** GIVEN PROBLEM **
Type out the material below exactly.

++++ DATA SUPPLIED

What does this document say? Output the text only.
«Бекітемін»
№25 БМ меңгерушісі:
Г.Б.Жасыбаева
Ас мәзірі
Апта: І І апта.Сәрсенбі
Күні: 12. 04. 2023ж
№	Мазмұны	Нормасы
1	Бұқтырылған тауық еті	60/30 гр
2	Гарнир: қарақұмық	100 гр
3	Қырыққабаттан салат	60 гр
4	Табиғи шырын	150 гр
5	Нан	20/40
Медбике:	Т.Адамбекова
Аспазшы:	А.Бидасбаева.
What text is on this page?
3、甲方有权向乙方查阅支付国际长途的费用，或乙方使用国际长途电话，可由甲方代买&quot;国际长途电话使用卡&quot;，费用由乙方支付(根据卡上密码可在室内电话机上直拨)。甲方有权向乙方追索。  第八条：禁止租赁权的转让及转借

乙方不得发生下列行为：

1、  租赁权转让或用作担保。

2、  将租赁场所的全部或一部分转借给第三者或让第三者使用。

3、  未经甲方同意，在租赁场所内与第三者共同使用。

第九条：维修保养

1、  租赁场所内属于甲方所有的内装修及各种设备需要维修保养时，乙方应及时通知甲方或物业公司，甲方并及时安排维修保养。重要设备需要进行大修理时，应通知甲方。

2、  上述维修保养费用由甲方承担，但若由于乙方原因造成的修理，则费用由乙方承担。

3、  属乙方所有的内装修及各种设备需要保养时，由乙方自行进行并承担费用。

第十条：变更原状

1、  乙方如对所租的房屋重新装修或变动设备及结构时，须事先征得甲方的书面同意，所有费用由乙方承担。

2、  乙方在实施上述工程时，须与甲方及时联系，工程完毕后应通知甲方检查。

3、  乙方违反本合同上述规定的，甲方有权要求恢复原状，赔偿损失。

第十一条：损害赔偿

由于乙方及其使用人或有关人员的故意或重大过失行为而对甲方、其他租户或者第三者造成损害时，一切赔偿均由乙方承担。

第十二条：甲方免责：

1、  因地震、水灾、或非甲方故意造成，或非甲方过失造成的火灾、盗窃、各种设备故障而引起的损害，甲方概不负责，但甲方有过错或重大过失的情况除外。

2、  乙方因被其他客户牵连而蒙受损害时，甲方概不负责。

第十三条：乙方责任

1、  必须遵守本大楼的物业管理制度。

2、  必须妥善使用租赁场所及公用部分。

++++++++

** SOLUTION TO THE PROBLEM **
What does this document say? Output the text only.
«Бекітемін»
№25 БМ меңгерушісі:
Г.Б.Жасыбаева
Ас мәзірі
Апта: І І апта.Сәрсенбі
Күні: 12. 04. 2023ж
№	Мазмұны	Нормасы
1	Бұқтырылған тауық еті	60/30 гр
2	Гарнир: қарақұмық	100 гр
3	Қырыққабаттан салат	60 гр
4	Табиғи шырын	150 гр
5	Нан	20/40
Медбике:	Т.Адамбекова
Аспазшы:	А.Бидасбаева.
What text is on this page?
3、甲方有权向乙方查阅支付国际长途的费用，或乙方使用国际长途电话，可由甲方代买&quot;国际长途电话使用卡&quot;，费用由乙方支付(根据卡上密码可在室内电话机上直拨)。甲方有权向乙方追索。  第八条：禁止租赁权的转让及转借

乙方不得发生下列行为：

1、  租赁权转让或用作担保。

2、  将租赁场所的全部或一部分转借给第三者或让第三者使用。

3、  未经甲方同意，在租赁场所内与第三者共同使用。

第九条：维修保养

1、  租赁场所内属于甲方所有的内装修及各种设备需要维修保养时，乙方应及时通知甲方或物业公司，甲方并及时安排维修保养。重要设备需要进行大修理时，应通知甲方。

2、  上述维修保养费用由甲方承担，但若由于乙方原因造成的修理，则费用由乙方承担。

3、  属乙方所有的内装修及各种设备需要保养时，由乙方自行进行并承担费用。

第十条：变更原状

1、  乙方如对所租的房屋重新装修或变动设备及结构时，须事先征得甲方的书面同意，所有费用由乙方承担。

2、  乙方在实施上述工程时，须与甲方及时联系，工程完毕后应通知甲方检查。

3、  乙方违反本合同上述规定的，甲方有权要求恢复原状，赔偿损失。

第十一条：损害赔偿

由于乙方及其使用人或有关人员的故意或重大过失行为而对甲方、其他租户或者第三者造成损害时，一切赔偿均由乙方承担。

第十二条：甲方免责：

1、  因地震、水灾、或非甲方故意造成，或非甲方过失造成的火灾、盗窃、各种设备故障而引起的损害，甲方概不负责，但甲方有过错或重大过失的情况除外。

2、  乙方因被其他客户牵连而蒙受损害时，甲方概不负责。

第十三条：乙方责任

1、  必须遵守本大楼的物业管理制度。

2、  必须妥善使用租赁场所及公用部分。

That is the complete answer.